Your task:
Make a verbatim copy of the entries below; pictures stay out.

Input rows:
-- begin --

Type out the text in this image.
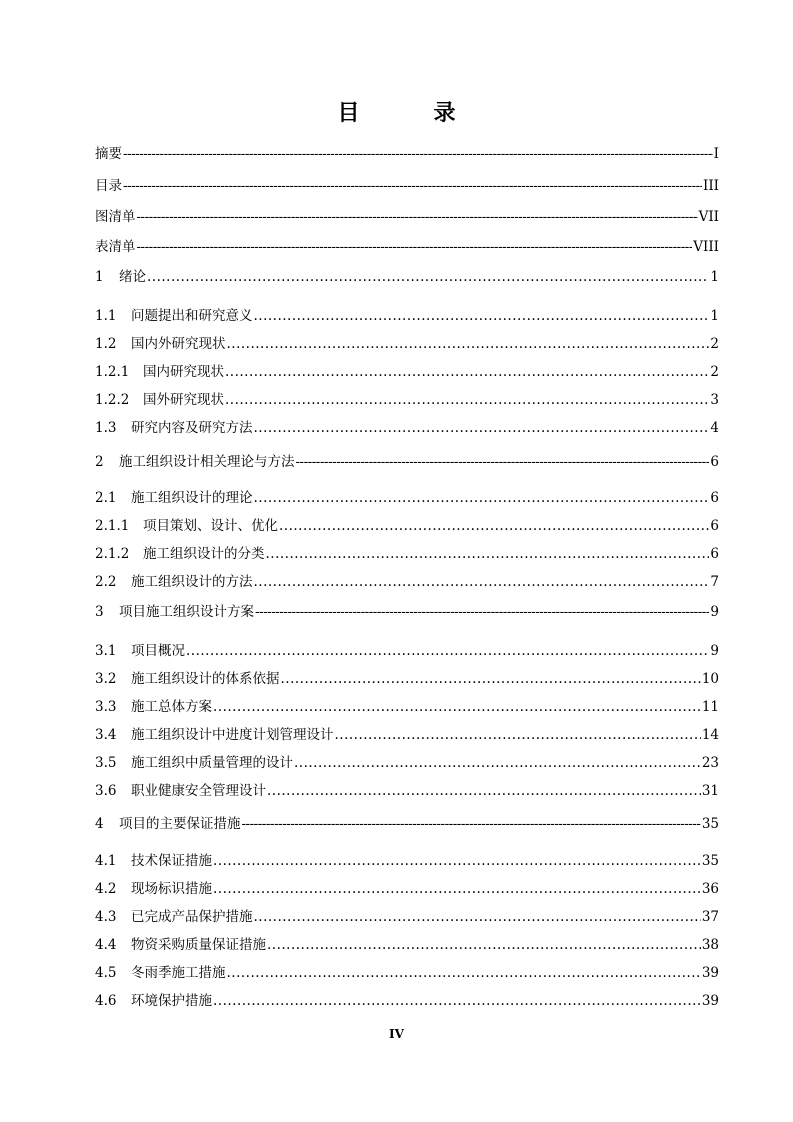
目　录
摘要 -----	I
目录 -----	III
图清单 -----	VII
表清单 -----	VIII
1	绪论 .....	1
1.1	问题提出和研究意义 .....	1
1.2	国内外研究现状 .....	2
1.2.1	国内研究现状 .....	2
1.2.2	国外研究现状 .....	3
1.3	研究内容及研究方法 .....	4
2	施工组织设计相关理论与方法 -----	6
2.1	施工组织设计的理论 .....	6
2.1.1	项目策划、设计、优化 .....	6
2.1.2	施工组织设计的分类 .....	6
2.2	施工组织设计的方法 .....	7
3	项目施工组织设计方案 -----	9
3.1	项目概况 .....	9
3.2	施工组织设计的体系依据 .....	10
3.3	施工总体方案 .....	11
3.4	施工组织设计中进度计划管理设计 .....	14
3.5	施工组织中质量管理的设计 .....	23
3.6	职业健康安全管理设计 .....	31
4	项目的主要保证措施 -----	35
4.1	技术保证措施 .....	35
4.2	现场标识措施 .....	36
4.3	已完成产品保护措施 .....	37
4.4	物资采购质量保证措施 .....	38
4.5	冬雨季施工措施 .....	39
4.6	环境保护措施 .....	39
IV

-- end --

Task solution:
Type out the text in this image.
目　录
摘要 -----	I
目录 -----	III
图清单 -----	VII
表清单 -----	VIII
1	绪论 .....	1
1.1	问题提出和研究意义 .....	1
1.2	国内外研究现状 .....	2
1.2.1	国内研究现状 .....	2
1.2.2	国外研究现状 .....	3
1.3	研究内容及研究方法 .....	4
2	施工组织设计相关理论与方法 -----	6
2.1	施工组织设计的理论 .....	6
2.1.1	项目策划、设计、优化 .....	6
2.1.2	施工组织设计的分类 .....	6
2.2	施工组织设计的方法 .....	7
3	项目施工组织设计方案 -----	9
3.1	项目概况 .....	9
3.2	施工组织设计的体系依据 .....	10
3.3	施工总体方案 .....	11
3.4	施工组织设计中进度计划管理设计 .....	14
3.5	施工组织中质量管理的设计 .....	23
3.6	职业健康安全管理设计 .....	31
4	项目的主要保证措施 -----	35
4.1	技术保证措施 .....	35
4.2	现场标识措施 .....	36
4.3	已完成产品保护措施 .....	37
4.4	物资采购质量保证措施 .....	38
4.5	冬雨季施工措施 .....	39
4.6	环境保护措施 .....	39
IV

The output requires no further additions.